*Problem statement*: Transcribe the lines below verbatim, skipping the images.

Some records
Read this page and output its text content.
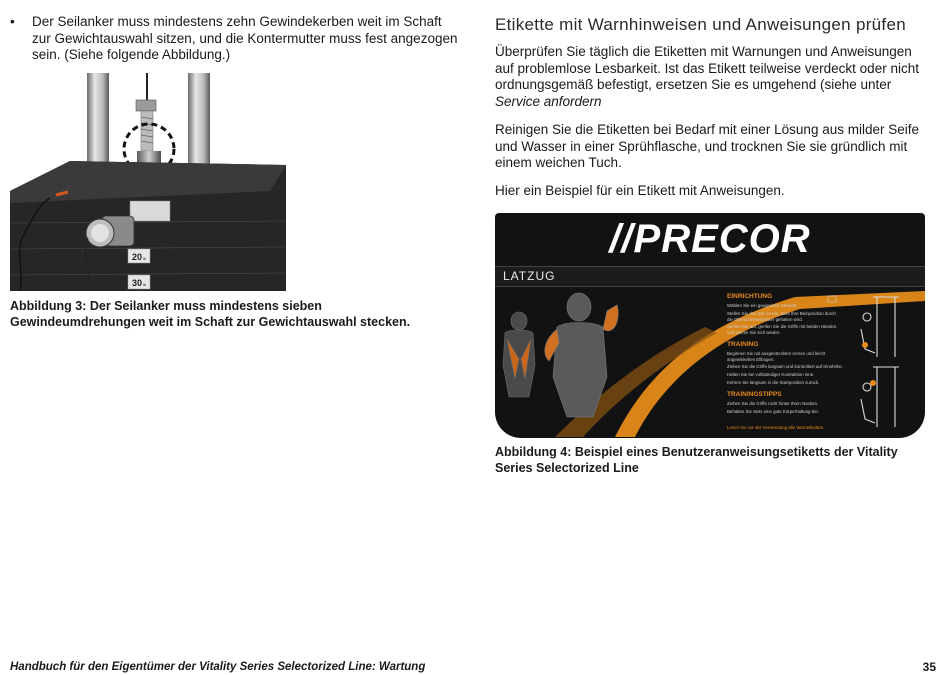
•	Der Seilanker muss mindestens zehn Gewindekerben weit im Schaft zur Gewichtauswahl sitzen, und die Kontermutter muss fest angezogen sein. (Siehe folgende Abbildung.)
20 lb
30 lb
Abbildung 3: Der Seilanker muss mindestens sieben Gewindeumdrehungen weit im Schaft zur Gewichtauswahl stecken.
Etikette mit Warnhinweisen und Anweisungen prüfen
Überprüfen Sie täglich die Etiketten mit Warnungen und Anweisungen auf problemlose Lesbarkeit. Ist das Etikett teilweise verdeckt oder nicht ordnungsgemäß befestigt, ersetzen Sie es umgehend (siehe unter Service anfordern
Reinigen Sie die Etiketten bei Bedarf mit einer Lösung aus milder Seife und Wasser in einer Sprühflasche, und trocknen Sie sie gründlich mit einem weichen Tuch.
Hier ein Beispiel für ein Etikett mit Anweisungen.
//PRECOR
LATZUG
EINRICHTUNG
Wählen Sie ein geeignetes Gewicht.
Stellen Sie den Sitz so ein, dass Ihre Beinposition durch
die Oberschenkelpolster gehalten wird.
Stehen Sie auf, greifen Sie die Griffe mit beiden Händen,
und setzen Sie sich wieder.
TRAINING
Beginnen Sie mit ausgestreckten Armen und leicht
angewinkelten Ellbogen.
Ziehen Sie die Griffe langsam und kontrolliert auf Kinnhöhe.
Halten Sie bei vollständiger Kontraktion inne.
Kehren Sie langsam in die Startposition zurück.
TRAININGSTIPPS
Ziehen Sie die Griffe nicht hinter Ihren Nacken.
Behalten Sie stets eine gute Körperhaltung bei.
Lesen Sie vor der Verwendung alle Warnetiketten.
Abbildung 4: Beispiel eines Benutzeranweisungsetiketts der Vitality Series Selectorized Line
Handbuch für den Eigentümer der Vitality Series Selectorized Line: Wartung	35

*Written answer*:
Read this page and output its text content.
•	Der Seilanker muss mindestens zehn Gewindekerben weit im Schaft zur Gewichtauswahl sitzen, und die Kontermutter muss fest angezogen sein. (Siehe folgende Abbildung.)
20 lb
30 lb
Abbildung 3: Der Seilanker muss mindestens sieben Gewindeumdrehungen weit im Schaft zur Gewichtauswahl stecken.
Etikette mit Warnhinweisen und Anweisungen prüfen
Überprüfen Sie täglich die Etiketten mit Warnungen und Anweisungen auf problemlose Lesbarkeit. Ist das Etikett teilweise verdeckt oder nicht ordnungsgemäß befestigt, ersetzen Sie es umgehend (siehe unter Service anfordern
Reinigen Sie die Etiketten bei Bedarf mit einer Lösung aus milder Seife und Wasser in einer Sprühflasche, und trocknen Sie sie gründlich mit einem weichen Tuch.
Hier ein Beispiel für ein Etikett mit Anweisungen.
//PRECOR
LATZUG
EINRICHTUNG
Wählen Sie ein geeignetes Gewicht.
Stellen Sie den Sitz so ein, dass Ihre Beinposition durch
die Oberschenkelpolster gehalten wird.
Stehen Sie auf, greifen Sie die Griffe mit beiden Händen,
und setzen Sie sich wieder.
TRAINING
Beginnen Sie mit ausgestreckten Armen und leicht
angewinkelten Ellbogen.
Ziehen Sie die Griffe langsam und kontrolliert auf Kinnhöhe.
Halten Sie bei vollständiger Kontraktion inne.
Kehren Sie langsam in die Startposition zurück.
TRAININGSTIPPS
Ziehen Sie die Griffe nicht hinter Ihren Nacken.
Behalten Sie stets eine gute Körperhaltung bei.
Lesen Sie vor der Verwendung alle Warnetiketten.
Abbildung 4: Beispiel eines Benutzeranweisungsetiketts der Vitality Series Selectorized Line
Handbuch für den Eigentümer der Vitality Series Selectorized Line: Wartung	35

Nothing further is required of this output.